**Problem statement:** Copy out all lines with the word "name" in them.

Rows from a dataset:
** begin **

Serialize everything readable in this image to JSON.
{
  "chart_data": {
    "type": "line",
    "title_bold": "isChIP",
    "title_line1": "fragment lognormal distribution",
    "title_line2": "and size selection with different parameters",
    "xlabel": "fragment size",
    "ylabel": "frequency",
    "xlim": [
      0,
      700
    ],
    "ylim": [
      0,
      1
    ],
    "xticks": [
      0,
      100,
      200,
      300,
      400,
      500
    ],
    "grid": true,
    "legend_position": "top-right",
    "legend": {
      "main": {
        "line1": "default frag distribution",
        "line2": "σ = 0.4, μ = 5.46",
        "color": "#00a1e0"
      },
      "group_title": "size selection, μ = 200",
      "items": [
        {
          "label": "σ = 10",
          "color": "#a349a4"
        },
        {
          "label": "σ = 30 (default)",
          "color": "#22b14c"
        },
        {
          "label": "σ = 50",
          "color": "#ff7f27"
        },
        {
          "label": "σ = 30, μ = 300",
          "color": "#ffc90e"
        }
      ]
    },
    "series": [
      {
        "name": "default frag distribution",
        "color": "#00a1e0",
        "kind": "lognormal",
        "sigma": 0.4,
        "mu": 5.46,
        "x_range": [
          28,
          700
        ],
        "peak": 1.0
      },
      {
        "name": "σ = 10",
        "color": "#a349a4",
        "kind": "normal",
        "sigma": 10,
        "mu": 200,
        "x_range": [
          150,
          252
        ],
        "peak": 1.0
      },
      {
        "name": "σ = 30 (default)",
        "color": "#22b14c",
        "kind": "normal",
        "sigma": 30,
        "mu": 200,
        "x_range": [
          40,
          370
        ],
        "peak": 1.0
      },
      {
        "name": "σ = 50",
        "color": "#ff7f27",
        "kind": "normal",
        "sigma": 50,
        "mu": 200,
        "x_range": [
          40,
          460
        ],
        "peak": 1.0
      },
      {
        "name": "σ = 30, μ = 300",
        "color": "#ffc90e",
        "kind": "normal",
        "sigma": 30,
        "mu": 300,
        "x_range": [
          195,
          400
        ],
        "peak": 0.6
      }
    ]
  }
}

** end **

**Solution to the problem:**
        "name": "default frag distribution",
        "name": "σ = 10",
        "name": "σ = 30 (default)",
        "name": "σ = 50",
        "name": "σ = 30, μ = 300",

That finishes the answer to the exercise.